Task directions
Report the count of lines below in which the string "other" occurs; include nothing else.

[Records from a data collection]
▬▬▬▬▬▬▬▬▬▬

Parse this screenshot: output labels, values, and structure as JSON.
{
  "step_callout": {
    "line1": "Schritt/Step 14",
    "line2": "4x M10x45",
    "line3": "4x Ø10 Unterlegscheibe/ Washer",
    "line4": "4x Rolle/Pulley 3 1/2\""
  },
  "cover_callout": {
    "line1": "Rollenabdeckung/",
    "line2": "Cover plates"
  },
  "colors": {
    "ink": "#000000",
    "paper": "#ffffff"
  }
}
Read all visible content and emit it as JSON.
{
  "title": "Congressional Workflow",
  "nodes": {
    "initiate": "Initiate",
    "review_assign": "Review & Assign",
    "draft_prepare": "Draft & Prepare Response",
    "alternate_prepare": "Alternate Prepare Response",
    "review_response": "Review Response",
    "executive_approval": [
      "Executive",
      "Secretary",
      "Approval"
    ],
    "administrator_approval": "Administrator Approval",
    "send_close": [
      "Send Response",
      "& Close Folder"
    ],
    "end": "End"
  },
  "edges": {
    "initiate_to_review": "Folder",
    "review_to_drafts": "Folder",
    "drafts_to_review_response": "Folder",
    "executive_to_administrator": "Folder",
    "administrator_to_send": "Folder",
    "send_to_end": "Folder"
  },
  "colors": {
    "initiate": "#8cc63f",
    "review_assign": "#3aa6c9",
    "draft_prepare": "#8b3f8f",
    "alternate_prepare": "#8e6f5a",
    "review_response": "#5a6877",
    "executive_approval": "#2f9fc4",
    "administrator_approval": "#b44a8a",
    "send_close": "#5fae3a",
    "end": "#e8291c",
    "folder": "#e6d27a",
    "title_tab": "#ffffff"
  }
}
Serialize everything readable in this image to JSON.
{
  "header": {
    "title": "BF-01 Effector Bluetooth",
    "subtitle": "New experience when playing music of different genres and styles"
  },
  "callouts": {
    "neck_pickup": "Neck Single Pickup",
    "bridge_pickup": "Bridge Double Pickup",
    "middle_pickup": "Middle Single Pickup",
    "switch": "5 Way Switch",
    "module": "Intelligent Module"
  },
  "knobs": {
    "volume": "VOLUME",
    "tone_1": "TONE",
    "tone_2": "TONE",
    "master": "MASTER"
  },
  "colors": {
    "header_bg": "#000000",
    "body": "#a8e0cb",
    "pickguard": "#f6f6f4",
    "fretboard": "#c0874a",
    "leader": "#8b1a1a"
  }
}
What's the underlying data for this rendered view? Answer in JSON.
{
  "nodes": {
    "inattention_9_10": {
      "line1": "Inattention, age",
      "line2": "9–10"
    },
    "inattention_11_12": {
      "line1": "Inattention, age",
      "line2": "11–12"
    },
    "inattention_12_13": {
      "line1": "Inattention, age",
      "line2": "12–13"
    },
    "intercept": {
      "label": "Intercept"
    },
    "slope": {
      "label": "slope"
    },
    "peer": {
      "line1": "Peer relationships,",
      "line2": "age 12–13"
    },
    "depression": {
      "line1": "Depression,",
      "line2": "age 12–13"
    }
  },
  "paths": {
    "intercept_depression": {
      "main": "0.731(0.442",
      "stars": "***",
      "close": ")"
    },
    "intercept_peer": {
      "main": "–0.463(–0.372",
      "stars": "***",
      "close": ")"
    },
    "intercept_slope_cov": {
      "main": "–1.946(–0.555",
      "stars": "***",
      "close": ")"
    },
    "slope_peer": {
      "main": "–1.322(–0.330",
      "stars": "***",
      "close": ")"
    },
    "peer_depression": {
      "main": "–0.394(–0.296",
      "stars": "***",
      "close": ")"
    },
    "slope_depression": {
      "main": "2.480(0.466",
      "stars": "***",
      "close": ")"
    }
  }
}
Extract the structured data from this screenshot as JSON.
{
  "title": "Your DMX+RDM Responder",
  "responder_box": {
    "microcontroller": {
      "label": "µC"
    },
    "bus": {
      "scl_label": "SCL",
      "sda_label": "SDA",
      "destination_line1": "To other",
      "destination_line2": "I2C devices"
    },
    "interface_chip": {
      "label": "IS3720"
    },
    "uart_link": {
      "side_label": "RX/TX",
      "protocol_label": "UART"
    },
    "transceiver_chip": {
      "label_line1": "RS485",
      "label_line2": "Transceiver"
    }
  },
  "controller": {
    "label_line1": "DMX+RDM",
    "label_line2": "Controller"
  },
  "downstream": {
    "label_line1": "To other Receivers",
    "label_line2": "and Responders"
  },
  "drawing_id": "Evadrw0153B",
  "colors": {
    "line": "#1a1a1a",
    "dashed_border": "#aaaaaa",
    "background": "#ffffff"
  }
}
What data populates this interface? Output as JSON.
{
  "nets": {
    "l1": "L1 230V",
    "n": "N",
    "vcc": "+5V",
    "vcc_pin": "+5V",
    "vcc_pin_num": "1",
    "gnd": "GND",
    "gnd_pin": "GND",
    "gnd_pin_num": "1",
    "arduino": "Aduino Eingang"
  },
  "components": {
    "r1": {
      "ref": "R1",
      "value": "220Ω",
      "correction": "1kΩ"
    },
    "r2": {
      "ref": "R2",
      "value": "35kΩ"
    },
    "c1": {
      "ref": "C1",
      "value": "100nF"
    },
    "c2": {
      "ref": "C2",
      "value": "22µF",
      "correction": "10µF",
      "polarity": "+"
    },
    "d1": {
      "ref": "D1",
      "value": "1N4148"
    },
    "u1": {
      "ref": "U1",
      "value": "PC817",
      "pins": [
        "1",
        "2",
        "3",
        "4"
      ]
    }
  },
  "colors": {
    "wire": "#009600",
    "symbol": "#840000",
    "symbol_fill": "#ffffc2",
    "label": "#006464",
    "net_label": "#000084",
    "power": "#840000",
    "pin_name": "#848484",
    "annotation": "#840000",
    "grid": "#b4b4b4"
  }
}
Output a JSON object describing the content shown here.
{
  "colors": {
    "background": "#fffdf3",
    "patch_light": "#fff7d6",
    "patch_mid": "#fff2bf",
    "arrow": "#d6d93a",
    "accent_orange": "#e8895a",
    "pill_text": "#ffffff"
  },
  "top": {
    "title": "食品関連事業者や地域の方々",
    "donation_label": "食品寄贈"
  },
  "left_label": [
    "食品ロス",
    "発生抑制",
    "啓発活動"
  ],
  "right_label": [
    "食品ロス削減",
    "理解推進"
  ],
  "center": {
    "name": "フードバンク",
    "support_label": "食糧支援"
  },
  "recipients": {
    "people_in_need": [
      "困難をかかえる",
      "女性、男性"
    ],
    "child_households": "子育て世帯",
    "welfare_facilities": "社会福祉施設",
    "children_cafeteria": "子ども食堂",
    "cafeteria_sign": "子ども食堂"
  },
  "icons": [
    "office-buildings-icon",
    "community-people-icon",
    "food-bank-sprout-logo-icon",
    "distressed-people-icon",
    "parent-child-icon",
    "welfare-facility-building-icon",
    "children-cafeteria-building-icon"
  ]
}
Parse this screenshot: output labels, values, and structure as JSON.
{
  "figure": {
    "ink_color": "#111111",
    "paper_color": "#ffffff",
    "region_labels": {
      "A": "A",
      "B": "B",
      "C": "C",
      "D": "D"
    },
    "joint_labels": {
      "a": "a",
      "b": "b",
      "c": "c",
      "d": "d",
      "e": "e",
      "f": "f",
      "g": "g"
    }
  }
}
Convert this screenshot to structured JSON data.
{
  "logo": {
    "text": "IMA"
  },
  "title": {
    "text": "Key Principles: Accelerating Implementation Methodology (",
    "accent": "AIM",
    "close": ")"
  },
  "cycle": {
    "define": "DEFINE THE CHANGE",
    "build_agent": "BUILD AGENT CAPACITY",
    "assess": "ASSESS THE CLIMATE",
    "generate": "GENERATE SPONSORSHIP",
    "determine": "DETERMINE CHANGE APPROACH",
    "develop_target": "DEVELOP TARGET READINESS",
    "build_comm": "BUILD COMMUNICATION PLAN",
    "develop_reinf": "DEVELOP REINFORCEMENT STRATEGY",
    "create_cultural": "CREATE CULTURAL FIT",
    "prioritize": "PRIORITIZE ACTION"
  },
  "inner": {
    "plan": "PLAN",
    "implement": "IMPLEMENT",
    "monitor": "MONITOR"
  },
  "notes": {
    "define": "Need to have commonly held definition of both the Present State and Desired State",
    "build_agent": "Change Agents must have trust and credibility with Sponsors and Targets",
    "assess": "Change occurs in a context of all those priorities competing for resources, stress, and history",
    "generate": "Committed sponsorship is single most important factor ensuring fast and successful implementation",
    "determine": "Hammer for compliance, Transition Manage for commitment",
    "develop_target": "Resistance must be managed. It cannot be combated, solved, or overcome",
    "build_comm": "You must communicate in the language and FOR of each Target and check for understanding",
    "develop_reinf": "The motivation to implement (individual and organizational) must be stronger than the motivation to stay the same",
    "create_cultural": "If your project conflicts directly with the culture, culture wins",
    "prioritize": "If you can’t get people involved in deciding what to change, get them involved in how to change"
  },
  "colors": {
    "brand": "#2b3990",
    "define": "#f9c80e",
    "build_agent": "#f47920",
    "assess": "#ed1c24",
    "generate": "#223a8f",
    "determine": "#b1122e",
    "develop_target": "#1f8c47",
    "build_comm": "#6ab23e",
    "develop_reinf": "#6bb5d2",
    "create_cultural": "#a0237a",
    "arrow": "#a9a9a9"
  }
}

▬▬▬▬▬▬▬▬▬▬

Solution to the exercise
2